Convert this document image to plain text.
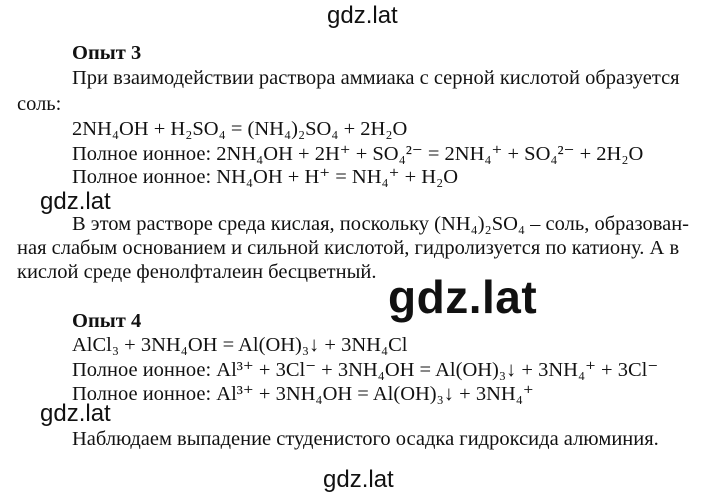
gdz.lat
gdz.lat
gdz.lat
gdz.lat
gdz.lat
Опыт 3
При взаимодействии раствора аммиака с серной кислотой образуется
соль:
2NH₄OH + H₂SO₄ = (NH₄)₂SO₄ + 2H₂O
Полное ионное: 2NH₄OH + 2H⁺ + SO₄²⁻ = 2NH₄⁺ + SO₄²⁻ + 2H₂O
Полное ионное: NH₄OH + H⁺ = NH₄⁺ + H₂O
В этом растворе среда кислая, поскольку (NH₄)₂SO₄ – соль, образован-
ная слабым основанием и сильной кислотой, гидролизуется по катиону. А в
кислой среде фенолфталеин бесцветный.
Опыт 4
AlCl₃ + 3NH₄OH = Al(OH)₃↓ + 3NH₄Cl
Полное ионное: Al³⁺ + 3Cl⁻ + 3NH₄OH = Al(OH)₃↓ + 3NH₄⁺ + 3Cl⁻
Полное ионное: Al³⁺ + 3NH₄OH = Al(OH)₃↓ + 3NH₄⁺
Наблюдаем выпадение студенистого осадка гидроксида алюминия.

++++++++++++++++++++

Copy out the listing exactly as it stands, but not the pictures.

RESULT OF THE EXERCISE:
Convert this document image to plain text.
gdz.lat
gdz.lat
gdz.lat
gdz.lat
gdz.lat
Опыт 3
При взаимодействии раствора аммиака с серной кислотой образуется
соль:
2NH₄OH + H₂SO₄ = (NH₄)₂SO₄ + 2H₂O
Полное ионное: 2NH₄OH + 2H⁺ + SO₄²⁻ = 2NH₄⁺ + SO₄²⁻ + 2H₂O
Полное ионное: NH₄OH + H⁺ = NH₄⁺ + H₂O
В этом растворе среда кислая, поскольку (NH₄)₂SO₄ – соль, образован-
ная слабым основанием и сильной кислотой, гидролизуется по катиону. А в
кислой среде фенолфталеин бесцветный.
Опыт 4
AlCl₃ + 3NH₄OH = Al(OH)₃↓ + 3NH₄Cl
Полное ионное: Al³⁺ + 3Cl⁻ + 3NH₄OH = Al(OH)₃↓ + 3NH₄⁺ + 3Cl⁻
Полное ионное: Al³⁺ + 3NH₄OH = Al(OH)₃↓ + 3NH₄⁺
Наблюдаем выпадение студенистого осадка гидроксида алюминия.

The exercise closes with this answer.